### Exercise prompt
Return the items below word for word, starting with the line that contains "- x-tick-label: 8/19/2025: [1656, 1197, 1826, 1368]" and going on through the line that contains "- x-tick-label: 8/5/2025: [590, 1197, 744, 1351]", both of those lines included.

** start of Rows **

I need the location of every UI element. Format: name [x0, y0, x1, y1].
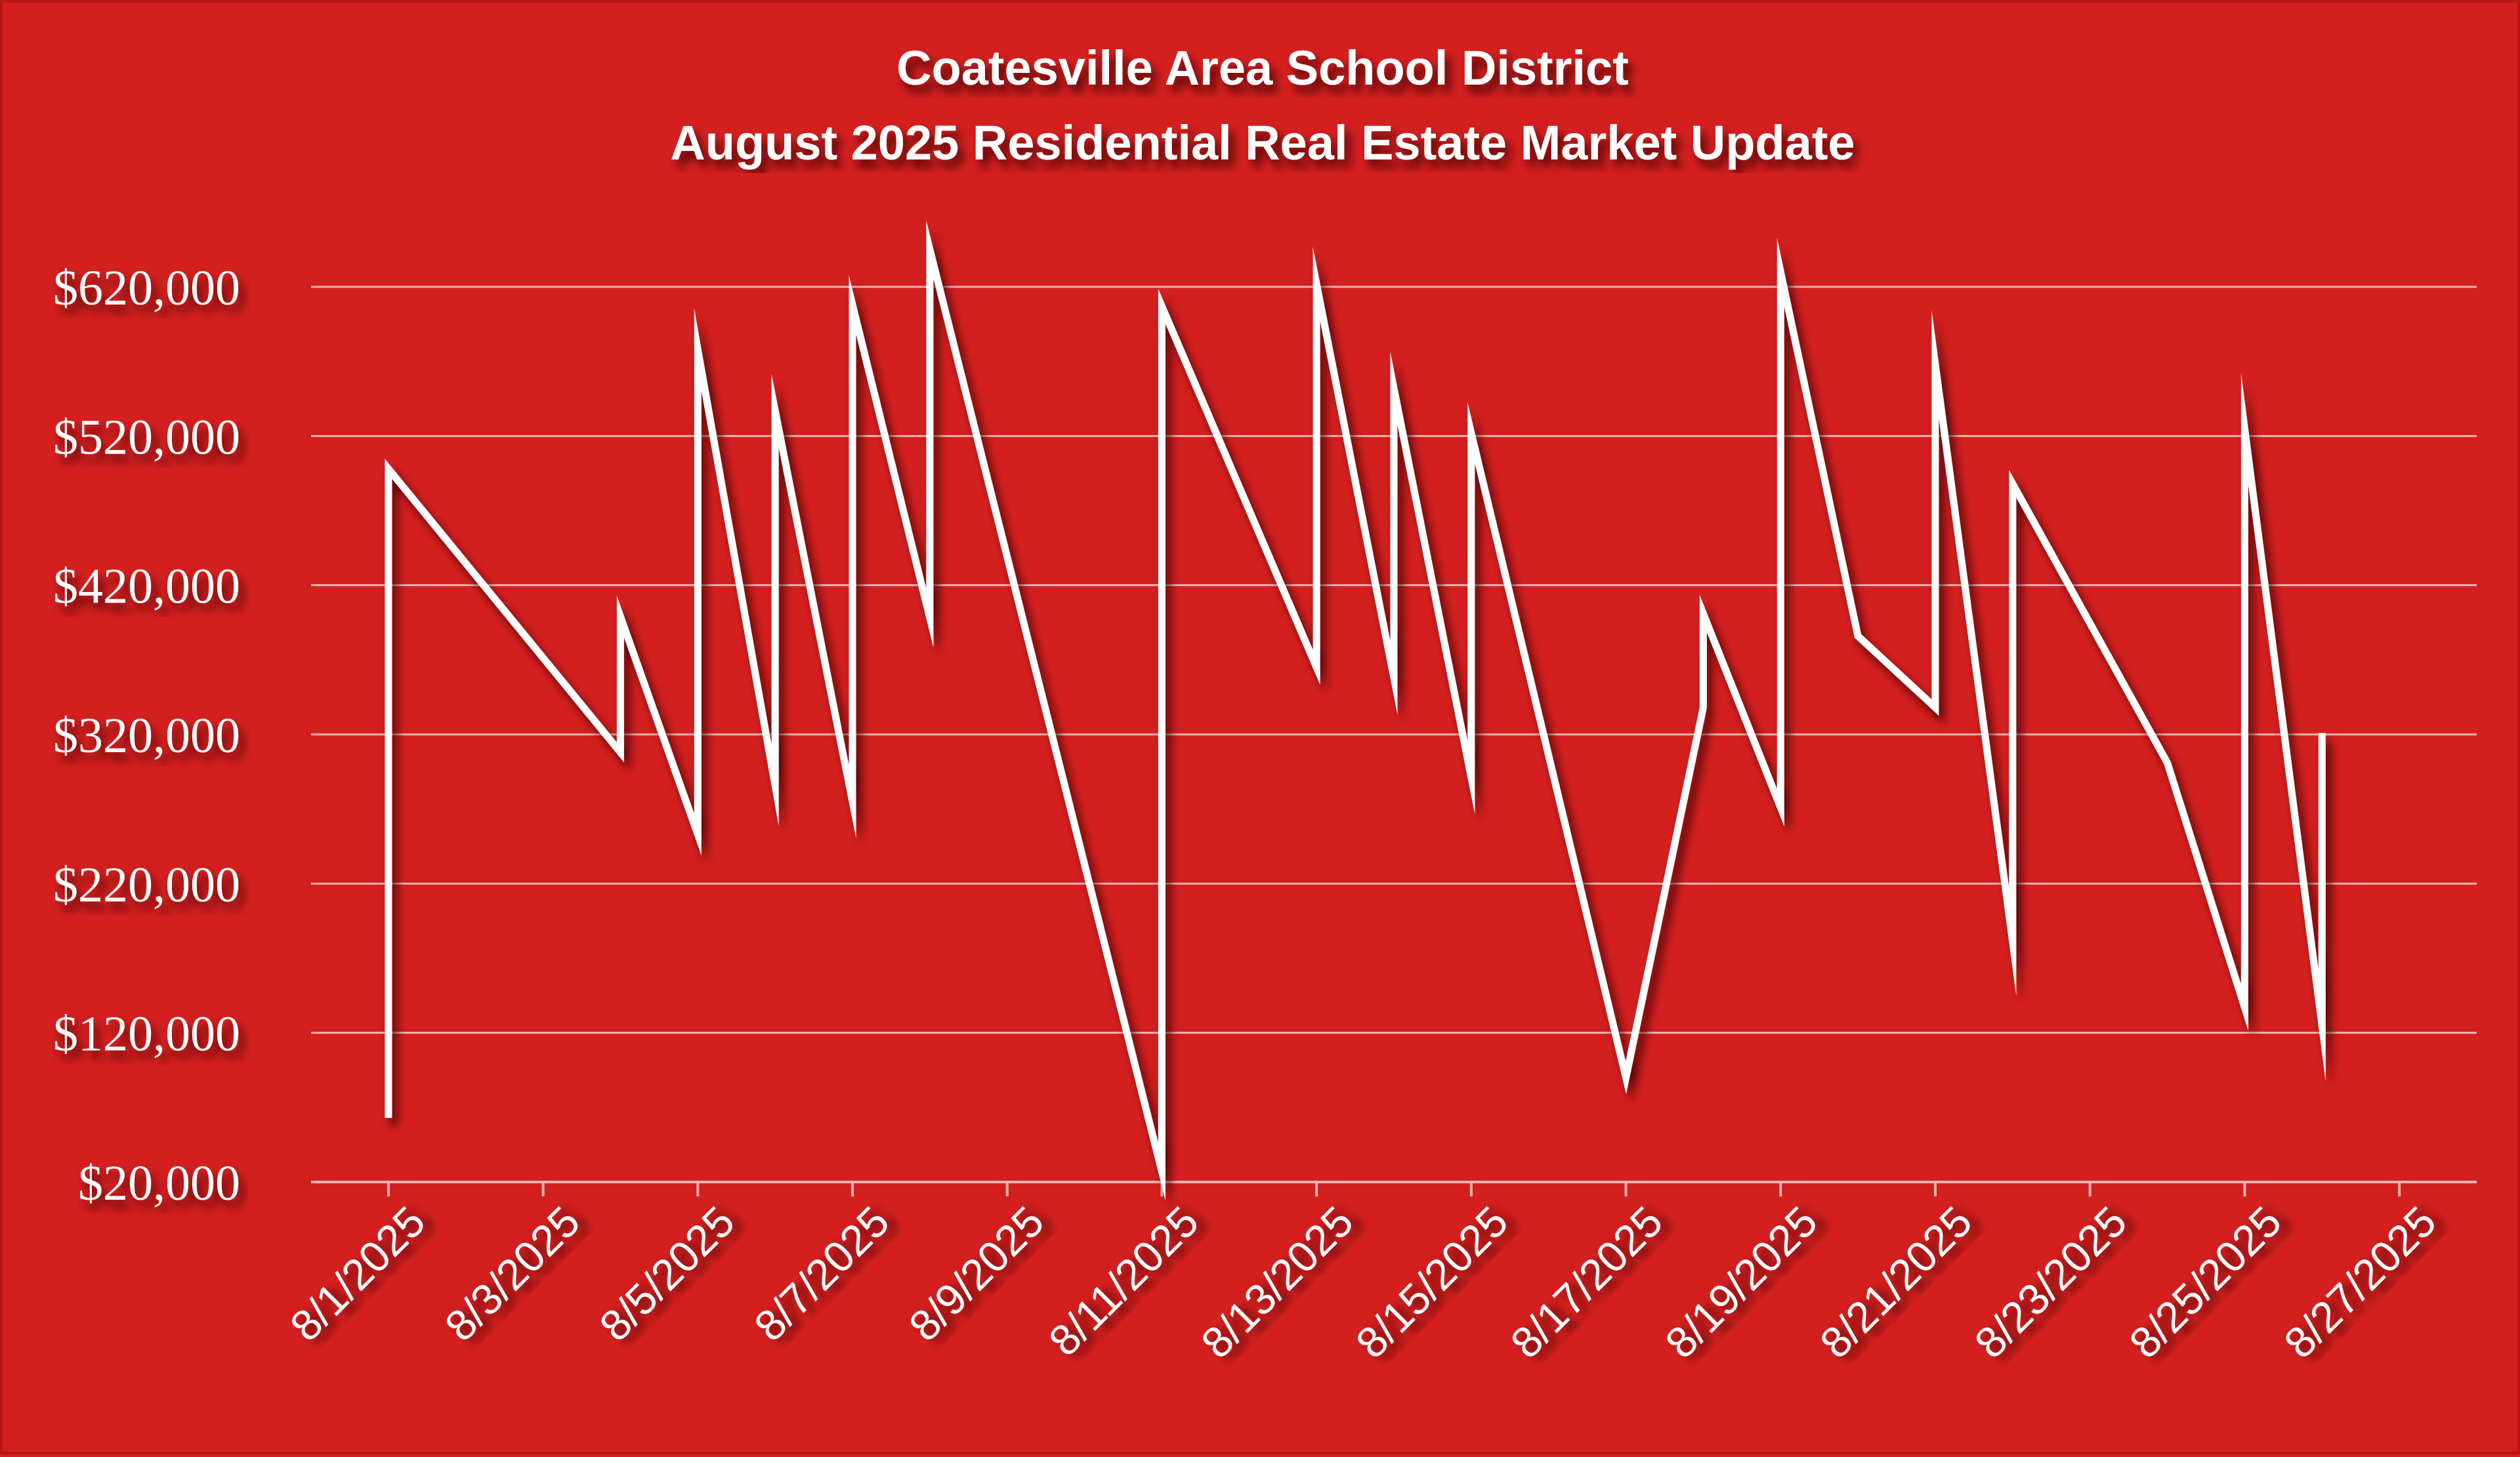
- x-tick-label: 8/19/2025: [1656, 1197, 1826, 1368]
- y-tick-label: $320,000: [53, 708, 240, 763]
- chart-title-line-2: August 2025 Residential Real Estate Mark…: [670, 116, 1855, 170]
- y-tick-label: $120,000: [53, 1007, 240, 1062]
- x-tick-label: 8/1/2025: [281, 1197, 434, 1351]
- line-chart: Coatesville Area School District August 2…: [3, 3, 2520, 1457]
- x-tick-label: 8/5/2025: [590, 1197, 744, 1351]
- y-tick-label: $420,000: [53, 559, 240, 614]
- y-tick-label: $620,000: [53, 261, 240, 316]
- chart-title: Coatesville Area School District August 2…: [670, 41, 1855, 170]
- y-tick-label: $220,000: [53, 857, 240, 912]
- x-tick-label: 8/21/2025: [1811, 1197, 1981, 1368]
- x-tick-label: 8/17/2025: [1502, 1197, 1672, 1368]
- x-tick-label: 8/25/2025: [2120, 1197, 2290, 1368]
- x-tick-label: 8/13/2025: [1192, 1197, 1362, 1368]
- x-tick-label: 8/3/2025: [435, 1197, 589, 1351]
- x-tick-label: 8/27/2025: [2275, 1197, 2445, 1368]
- x-tick-label: 8/11/2025: [1040, 1197, 1208, 1365]
- x-tick-label: 8/9/2025: [900, 1197, 1053, 1351]
- x-tick-label: 8/23/2025: [1965, 1197, 2136, 1368]
- y-axis: $20,000 $120,000 $220,000 $320,000 $420,000 $…: [53, 261, 240, 1211]
- x-tick-label: 8/7/2025: [745, 1197, 898, 1351]
- y-tick-label: $20,000: [78, 1156, 240, 1211]
- y-tick-label: $520,000: [53, 410, 240, 465]
- chart-title-line-1: Coatesville Area School District: [896, 41, 1629, 95]
- x-tick-label: 8/15/2025: [1347, 1197, 1517, 1368]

** end of Rows **

### Problem solution
- x-tick-label: 8/19/2025: [1656, 1197, 1826, 1368]
- y-tick-label: $320,000: [53, 708, 240, 763]
- chart-title-line-2: August 2025 Residential Real Estate Mark…: [670, 116, 1855, 170]
- y-tick-label: $120,000: [53, 1007, 240, 1062]
- x-tick-label: 8/1/2025: [281, 1197, 434, 1351]
- line-chart: Coatesville Area School District August 2…: [3, 3, 2520, 1457]
- x-tick-label: 8/5/2025: [590, 1197, 744, 1351]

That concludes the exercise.